■ **Exercise description**
Transcribe the data lines verbatim, from the line containing "8, 305, 55]" through the line containing "98, 1568, 116]".

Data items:
────────────────
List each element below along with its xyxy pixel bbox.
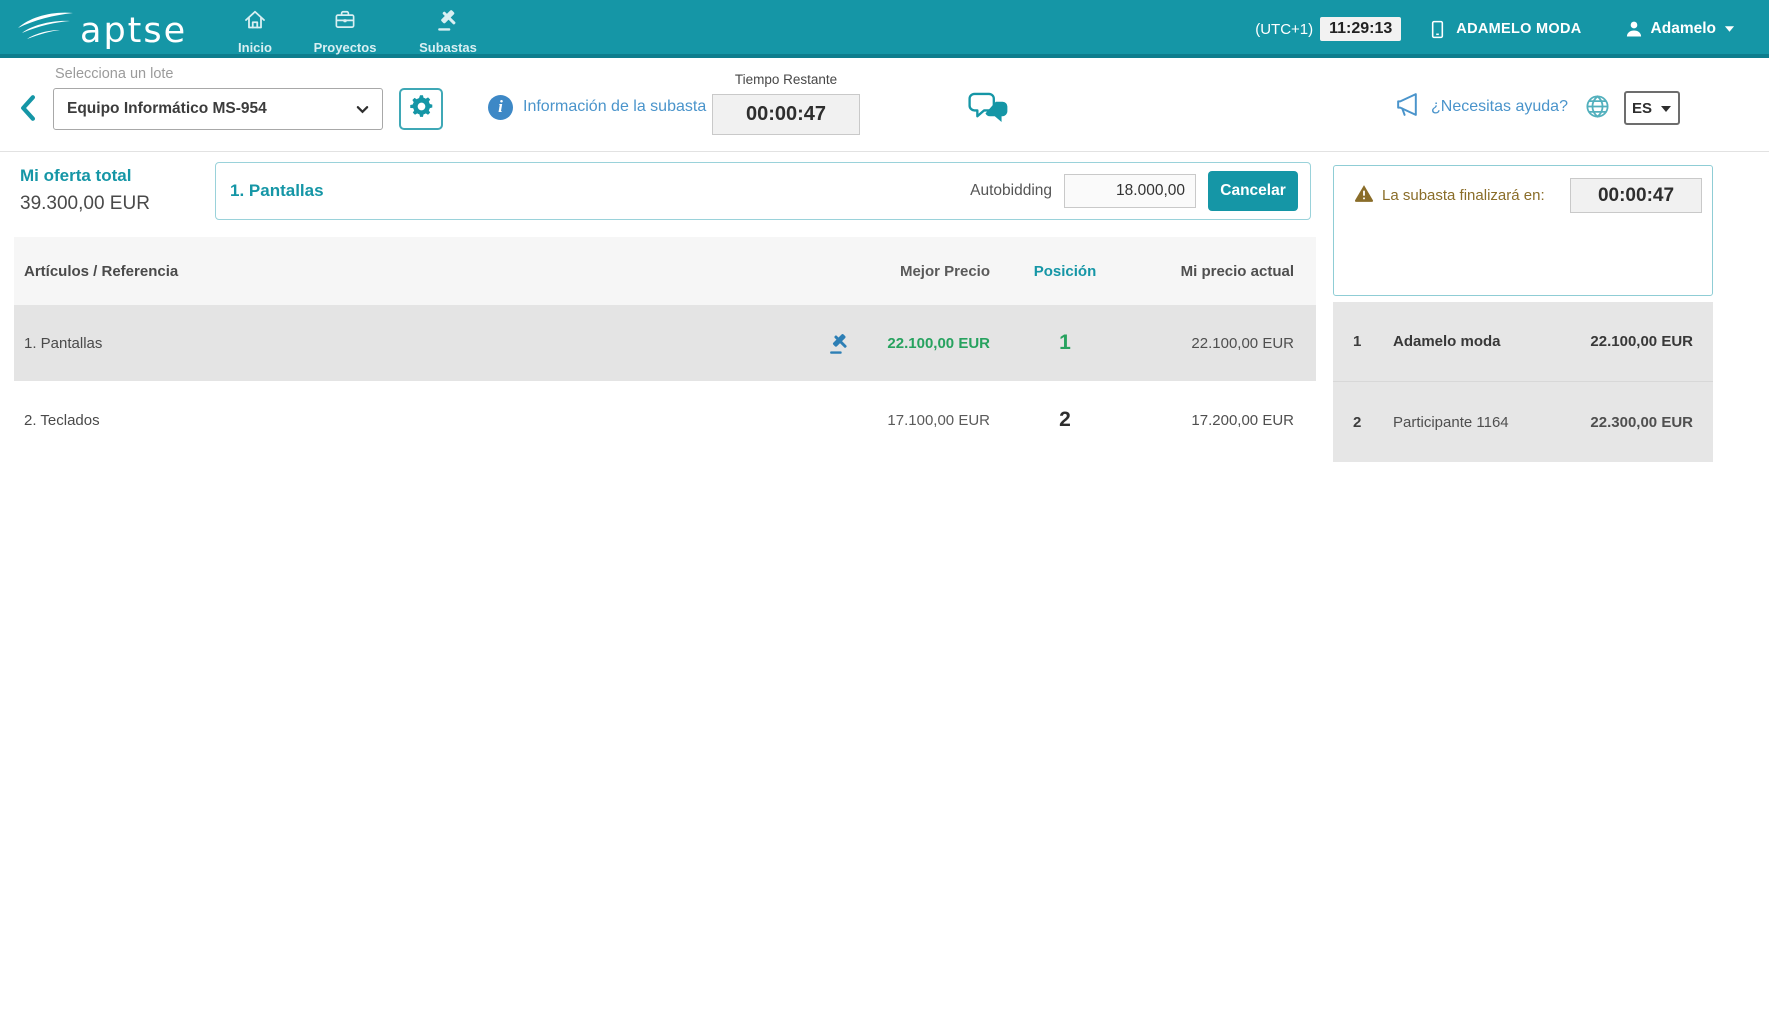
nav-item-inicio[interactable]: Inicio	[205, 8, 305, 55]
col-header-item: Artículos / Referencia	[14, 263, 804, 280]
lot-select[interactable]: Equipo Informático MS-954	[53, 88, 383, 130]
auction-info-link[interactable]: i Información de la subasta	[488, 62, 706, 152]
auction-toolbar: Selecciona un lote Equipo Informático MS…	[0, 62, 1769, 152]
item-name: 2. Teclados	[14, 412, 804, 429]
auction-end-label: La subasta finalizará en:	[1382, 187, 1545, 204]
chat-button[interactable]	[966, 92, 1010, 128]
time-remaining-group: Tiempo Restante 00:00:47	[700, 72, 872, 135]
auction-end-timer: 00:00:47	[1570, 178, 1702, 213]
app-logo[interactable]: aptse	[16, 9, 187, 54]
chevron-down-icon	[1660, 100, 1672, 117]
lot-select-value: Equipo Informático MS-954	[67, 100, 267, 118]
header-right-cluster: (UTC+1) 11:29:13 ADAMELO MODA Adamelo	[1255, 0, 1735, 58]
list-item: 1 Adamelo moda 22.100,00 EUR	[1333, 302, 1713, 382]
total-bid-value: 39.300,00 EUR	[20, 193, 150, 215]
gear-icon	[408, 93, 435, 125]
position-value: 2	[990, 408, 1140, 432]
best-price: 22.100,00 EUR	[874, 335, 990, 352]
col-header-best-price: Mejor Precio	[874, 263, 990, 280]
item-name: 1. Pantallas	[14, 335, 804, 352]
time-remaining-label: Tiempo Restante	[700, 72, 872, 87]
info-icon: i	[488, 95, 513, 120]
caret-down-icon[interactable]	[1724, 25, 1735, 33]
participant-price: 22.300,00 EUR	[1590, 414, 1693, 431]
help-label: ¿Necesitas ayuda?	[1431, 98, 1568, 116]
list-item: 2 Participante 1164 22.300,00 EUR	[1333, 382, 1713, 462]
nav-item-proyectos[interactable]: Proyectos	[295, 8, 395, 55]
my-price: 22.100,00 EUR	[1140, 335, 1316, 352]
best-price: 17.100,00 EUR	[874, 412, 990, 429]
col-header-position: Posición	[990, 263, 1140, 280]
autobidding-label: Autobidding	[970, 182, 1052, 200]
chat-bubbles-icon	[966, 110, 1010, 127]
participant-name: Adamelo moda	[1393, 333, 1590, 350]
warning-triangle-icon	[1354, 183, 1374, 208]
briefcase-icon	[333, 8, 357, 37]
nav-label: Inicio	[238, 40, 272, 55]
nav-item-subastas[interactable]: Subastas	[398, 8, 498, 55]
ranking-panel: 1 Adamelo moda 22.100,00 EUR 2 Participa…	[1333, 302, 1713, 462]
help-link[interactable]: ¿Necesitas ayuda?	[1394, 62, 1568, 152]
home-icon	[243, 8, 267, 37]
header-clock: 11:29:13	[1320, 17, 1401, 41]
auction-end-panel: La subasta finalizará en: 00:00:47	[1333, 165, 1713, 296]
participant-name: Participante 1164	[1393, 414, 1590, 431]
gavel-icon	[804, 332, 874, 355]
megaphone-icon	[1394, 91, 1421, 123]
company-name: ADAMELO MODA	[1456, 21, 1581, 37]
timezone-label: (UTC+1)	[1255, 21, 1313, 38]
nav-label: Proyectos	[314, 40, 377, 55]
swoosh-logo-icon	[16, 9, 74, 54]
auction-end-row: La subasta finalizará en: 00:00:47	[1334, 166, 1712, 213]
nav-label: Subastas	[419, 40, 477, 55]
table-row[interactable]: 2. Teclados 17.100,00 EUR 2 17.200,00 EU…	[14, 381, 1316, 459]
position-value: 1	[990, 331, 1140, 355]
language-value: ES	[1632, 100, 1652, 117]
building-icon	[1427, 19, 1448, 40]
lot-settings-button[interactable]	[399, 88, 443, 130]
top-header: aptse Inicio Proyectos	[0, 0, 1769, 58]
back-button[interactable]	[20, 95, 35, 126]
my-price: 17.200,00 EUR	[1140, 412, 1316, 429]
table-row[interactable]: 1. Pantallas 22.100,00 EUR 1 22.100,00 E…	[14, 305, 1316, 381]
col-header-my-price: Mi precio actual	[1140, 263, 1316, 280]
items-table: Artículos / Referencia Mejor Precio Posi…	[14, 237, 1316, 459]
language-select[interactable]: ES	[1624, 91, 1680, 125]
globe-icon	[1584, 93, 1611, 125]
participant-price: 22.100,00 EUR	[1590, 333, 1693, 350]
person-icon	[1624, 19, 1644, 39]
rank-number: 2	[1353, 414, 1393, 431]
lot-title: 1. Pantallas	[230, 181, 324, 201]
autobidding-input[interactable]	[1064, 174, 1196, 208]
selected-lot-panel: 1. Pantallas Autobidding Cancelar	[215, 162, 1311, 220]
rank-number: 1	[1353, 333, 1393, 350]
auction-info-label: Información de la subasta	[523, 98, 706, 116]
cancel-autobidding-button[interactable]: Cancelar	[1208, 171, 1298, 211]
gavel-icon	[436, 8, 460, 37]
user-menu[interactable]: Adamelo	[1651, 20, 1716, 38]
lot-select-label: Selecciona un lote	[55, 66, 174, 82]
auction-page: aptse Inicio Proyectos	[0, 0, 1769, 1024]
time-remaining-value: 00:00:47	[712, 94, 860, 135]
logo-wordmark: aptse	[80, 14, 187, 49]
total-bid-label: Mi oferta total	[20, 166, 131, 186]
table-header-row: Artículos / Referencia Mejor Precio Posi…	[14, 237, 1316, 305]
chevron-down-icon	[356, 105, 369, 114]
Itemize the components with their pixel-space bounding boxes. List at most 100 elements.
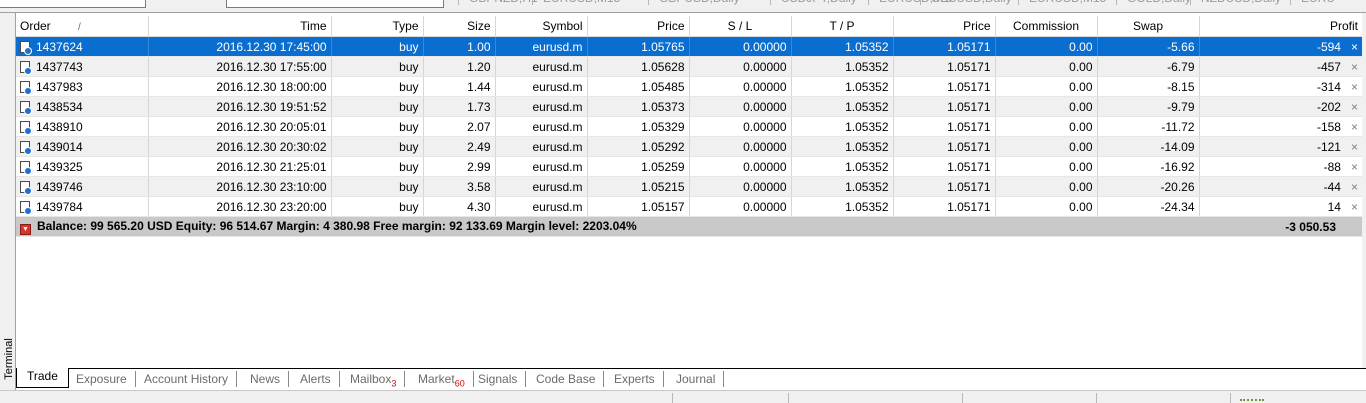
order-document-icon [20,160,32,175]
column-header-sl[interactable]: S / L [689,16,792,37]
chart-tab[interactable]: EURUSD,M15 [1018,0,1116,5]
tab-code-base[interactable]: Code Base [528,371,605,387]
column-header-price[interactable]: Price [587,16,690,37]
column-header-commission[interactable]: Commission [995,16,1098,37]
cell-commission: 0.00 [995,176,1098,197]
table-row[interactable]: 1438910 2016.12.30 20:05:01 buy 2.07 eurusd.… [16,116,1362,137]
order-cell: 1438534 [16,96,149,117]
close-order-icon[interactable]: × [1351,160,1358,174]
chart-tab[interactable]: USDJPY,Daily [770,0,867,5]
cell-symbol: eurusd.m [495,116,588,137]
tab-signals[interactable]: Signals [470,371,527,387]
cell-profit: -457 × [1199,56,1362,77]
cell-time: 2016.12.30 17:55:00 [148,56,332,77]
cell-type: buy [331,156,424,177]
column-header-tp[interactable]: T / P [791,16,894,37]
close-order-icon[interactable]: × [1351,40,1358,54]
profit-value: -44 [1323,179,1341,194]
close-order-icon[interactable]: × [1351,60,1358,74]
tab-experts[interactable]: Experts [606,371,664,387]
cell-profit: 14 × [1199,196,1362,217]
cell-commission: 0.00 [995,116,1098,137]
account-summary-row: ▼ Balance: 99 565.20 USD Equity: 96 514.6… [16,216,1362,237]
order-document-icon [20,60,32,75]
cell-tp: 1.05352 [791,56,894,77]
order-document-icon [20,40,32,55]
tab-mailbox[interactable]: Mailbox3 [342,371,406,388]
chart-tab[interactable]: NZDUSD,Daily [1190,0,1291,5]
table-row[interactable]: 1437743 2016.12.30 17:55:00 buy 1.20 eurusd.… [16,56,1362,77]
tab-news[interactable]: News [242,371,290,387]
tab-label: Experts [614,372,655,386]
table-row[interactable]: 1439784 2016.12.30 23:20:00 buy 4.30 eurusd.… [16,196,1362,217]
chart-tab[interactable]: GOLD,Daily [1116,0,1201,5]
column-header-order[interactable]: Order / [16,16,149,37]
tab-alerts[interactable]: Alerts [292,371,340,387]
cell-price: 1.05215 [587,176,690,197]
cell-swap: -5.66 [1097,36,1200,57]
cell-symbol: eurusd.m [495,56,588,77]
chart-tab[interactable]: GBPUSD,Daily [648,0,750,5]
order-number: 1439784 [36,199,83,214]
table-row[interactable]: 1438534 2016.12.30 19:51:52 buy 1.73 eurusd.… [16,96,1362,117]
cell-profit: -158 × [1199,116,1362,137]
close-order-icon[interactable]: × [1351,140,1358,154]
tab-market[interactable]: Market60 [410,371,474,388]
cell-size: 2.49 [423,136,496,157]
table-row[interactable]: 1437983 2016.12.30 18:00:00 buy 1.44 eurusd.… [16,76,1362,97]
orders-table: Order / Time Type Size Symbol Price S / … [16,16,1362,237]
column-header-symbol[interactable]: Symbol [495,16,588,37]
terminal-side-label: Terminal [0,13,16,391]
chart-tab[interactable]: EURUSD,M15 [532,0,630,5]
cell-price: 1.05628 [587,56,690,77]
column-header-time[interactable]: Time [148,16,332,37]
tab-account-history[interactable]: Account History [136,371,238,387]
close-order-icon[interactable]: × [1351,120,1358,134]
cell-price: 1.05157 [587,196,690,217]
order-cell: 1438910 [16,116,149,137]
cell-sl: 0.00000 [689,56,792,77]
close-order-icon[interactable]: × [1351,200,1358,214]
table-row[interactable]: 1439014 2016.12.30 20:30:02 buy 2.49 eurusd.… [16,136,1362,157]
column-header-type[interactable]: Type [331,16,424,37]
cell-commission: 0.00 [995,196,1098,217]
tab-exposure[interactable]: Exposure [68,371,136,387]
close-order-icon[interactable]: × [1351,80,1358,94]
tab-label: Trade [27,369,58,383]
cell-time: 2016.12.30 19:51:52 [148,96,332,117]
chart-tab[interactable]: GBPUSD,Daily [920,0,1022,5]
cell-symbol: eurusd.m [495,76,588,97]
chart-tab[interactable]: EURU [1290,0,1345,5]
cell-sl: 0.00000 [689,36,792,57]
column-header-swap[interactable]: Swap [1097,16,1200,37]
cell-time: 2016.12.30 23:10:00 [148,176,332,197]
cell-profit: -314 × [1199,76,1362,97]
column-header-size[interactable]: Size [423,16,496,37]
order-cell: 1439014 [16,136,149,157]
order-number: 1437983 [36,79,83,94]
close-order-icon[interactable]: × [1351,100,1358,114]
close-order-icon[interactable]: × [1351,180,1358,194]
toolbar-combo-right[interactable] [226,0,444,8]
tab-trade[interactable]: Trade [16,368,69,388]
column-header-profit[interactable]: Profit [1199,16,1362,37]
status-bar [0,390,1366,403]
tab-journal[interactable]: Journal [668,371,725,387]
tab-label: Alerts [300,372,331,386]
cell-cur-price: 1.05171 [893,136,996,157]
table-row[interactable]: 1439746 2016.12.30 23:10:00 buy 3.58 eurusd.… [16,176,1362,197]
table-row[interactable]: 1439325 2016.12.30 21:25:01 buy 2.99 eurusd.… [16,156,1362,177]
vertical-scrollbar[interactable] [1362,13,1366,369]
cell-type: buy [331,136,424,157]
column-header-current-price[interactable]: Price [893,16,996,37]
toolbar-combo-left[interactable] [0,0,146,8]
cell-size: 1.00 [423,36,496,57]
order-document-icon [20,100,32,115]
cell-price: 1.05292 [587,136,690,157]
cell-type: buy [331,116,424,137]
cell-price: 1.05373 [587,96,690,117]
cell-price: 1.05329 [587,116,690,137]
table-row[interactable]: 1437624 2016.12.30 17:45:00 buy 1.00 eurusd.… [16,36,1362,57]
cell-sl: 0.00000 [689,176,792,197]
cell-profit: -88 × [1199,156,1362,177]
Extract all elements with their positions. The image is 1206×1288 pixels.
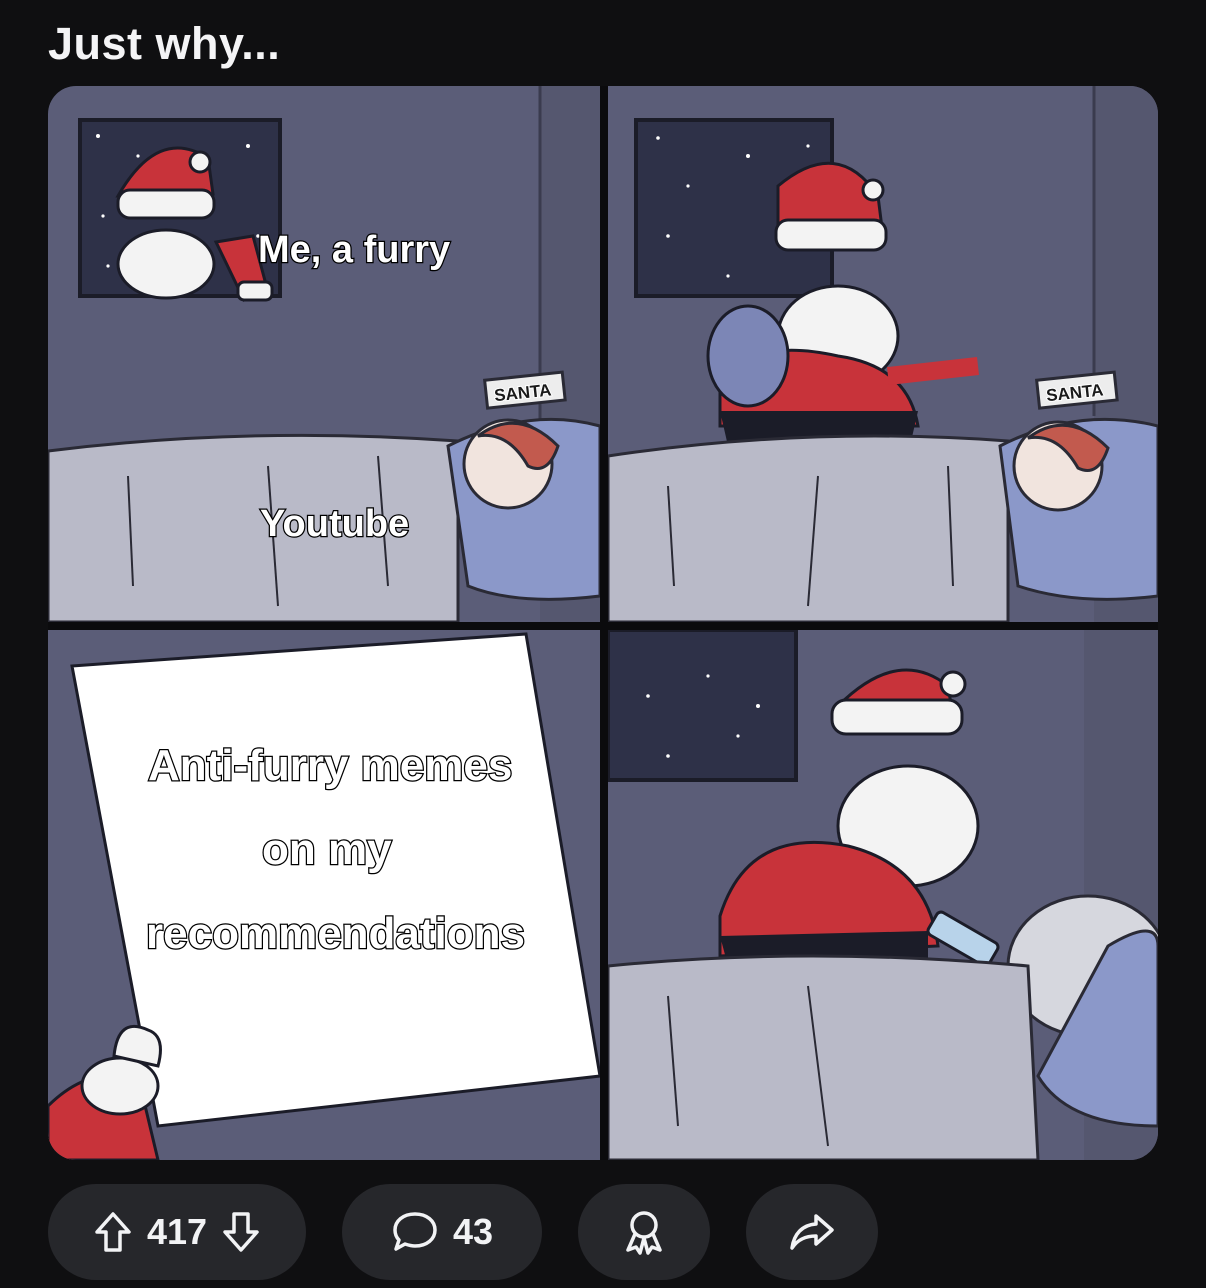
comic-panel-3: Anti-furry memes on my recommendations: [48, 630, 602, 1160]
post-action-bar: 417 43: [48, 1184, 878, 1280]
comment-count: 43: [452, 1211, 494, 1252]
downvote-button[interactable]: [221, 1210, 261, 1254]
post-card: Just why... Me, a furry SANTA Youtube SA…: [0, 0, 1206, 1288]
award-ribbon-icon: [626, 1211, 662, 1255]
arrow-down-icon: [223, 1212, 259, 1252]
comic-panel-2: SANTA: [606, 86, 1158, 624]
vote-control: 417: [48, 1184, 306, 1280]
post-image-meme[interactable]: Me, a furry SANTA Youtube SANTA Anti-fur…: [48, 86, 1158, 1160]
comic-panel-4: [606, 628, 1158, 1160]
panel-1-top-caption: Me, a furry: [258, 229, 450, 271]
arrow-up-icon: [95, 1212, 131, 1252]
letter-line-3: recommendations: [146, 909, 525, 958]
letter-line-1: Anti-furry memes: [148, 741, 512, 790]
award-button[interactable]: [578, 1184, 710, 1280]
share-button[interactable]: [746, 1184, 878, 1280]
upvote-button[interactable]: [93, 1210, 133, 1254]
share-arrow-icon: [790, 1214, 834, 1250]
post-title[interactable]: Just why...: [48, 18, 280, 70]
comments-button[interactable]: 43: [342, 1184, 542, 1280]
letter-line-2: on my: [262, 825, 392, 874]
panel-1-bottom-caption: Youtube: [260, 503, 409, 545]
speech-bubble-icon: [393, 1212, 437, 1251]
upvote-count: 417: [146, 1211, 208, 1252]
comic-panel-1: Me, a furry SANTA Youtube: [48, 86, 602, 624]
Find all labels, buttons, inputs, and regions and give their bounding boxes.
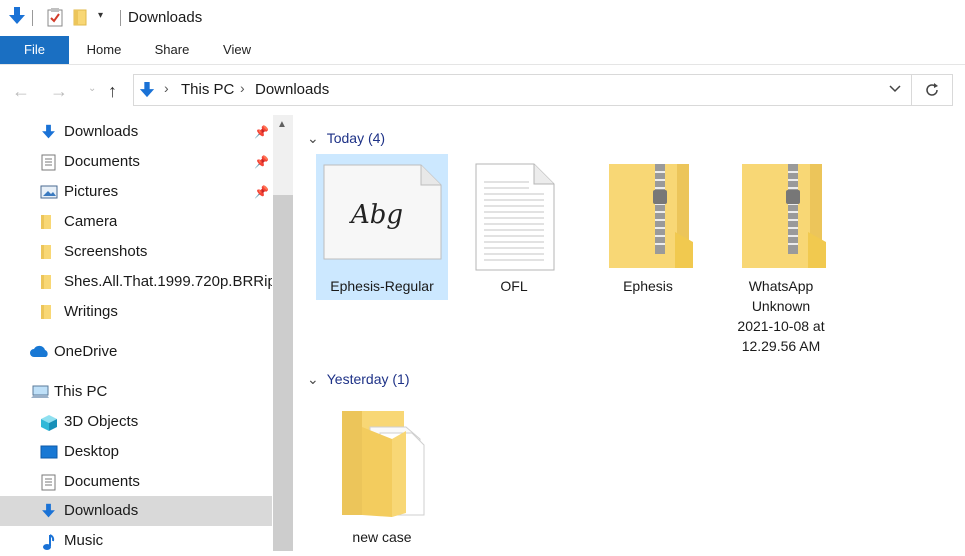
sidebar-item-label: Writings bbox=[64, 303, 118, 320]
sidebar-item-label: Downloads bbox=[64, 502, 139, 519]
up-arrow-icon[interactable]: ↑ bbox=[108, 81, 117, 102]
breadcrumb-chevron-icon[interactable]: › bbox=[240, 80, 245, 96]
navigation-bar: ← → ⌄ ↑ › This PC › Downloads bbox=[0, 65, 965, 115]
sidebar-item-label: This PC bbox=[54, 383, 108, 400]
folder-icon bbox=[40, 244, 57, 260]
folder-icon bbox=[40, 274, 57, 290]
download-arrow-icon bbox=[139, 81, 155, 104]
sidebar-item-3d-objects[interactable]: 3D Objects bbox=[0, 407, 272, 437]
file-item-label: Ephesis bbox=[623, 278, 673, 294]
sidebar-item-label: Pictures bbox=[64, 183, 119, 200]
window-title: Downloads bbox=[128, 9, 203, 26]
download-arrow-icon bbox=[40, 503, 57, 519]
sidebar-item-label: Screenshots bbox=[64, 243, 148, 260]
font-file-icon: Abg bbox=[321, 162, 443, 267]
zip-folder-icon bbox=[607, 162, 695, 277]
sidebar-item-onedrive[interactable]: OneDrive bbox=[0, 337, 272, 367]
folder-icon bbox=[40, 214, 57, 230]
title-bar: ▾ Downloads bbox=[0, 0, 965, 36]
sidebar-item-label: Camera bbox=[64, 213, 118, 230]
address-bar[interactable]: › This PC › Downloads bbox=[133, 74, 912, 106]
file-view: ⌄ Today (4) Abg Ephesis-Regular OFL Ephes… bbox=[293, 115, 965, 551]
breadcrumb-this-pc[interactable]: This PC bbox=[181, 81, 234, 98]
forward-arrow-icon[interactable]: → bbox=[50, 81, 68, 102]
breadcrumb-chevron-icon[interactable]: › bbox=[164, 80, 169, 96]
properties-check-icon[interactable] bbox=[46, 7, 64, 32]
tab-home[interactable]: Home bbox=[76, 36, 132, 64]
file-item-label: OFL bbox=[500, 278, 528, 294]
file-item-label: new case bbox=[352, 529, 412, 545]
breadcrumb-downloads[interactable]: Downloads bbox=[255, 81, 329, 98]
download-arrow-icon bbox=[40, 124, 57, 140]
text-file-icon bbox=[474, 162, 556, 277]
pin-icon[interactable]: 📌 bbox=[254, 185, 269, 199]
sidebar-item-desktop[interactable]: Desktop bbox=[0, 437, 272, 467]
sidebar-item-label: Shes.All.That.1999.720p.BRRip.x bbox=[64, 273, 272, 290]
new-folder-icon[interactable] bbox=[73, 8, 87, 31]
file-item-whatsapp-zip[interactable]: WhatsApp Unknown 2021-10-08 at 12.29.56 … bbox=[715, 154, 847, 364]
────────────────
■ **Result below**
nav-item-inicio[interactable]: Inicio	[205, 8, 305, 55]
col-header-item: Artículos / Referencia	[14, 263, 804, 280]
lot-select[interactable]: Equipo Informático MS-954	[53, 88, 383, 130]
auction-info-link[interactable]: i Información de la subasta	[488, 62, 706, 152]
auction-toolbar: Selecciona un lote Equipo Informático MS…	[0, 62, 1769, 152]
item-name: 2. Teclados	[14, 412, 804, 429]
auction-end-label: La subasta finalizará en:	[1382, 187, 1545, 204]
chat-button[interactable]	[966, 92, 1010, 128]
time-remaining-group: Tiempo Restante 00:00:47	[700, 72, 872, 135]
auction-end-timer: 00:00:47	[1570, 178, 1702, 213]
app-logo[interactable]: aptse	[16, 9, 187, 54]
chevron-down-icon	[1660, 100, 1672, 117]
lot-select-value: Equipo Informático MS-954	[67, 100, 267, 118]
header-right-cluster: (UTC+1) 11:29:13 ADAMELO MODA Adamelo	[1255, 0, 1735, 58]
list-item: 1 Adamelo moda 22.100,00 EUR	[1333, 302, 1713, 382]
total-bid-value: 39.300,00 EUR	[20, 193, 150, 215]
gear-icon	[408, 93, 435, 125]
position-value: 2	[990, 408, 1140, 432]
best-price: 22.100,00 EUR	[874, 335, 990, 352]
col-header-best-price: Mejor Precio	[874, 263, 990, 280]
item-name: 1. Pantallas	[14, 335, 804, 352]
time-remaining-label: Tiempo Restante	[700, 72, 872, 87]
info-icon: i	[488, 95, 513, 120]
caret-down-icon[interactable]	[1724, 25, 1735, 33]
participant-price: 22.300,00 EUR	[1590, 414, 1693, 431]
help-label: ¿Necesitas ayuda?	[1431, 98, 1568, 116]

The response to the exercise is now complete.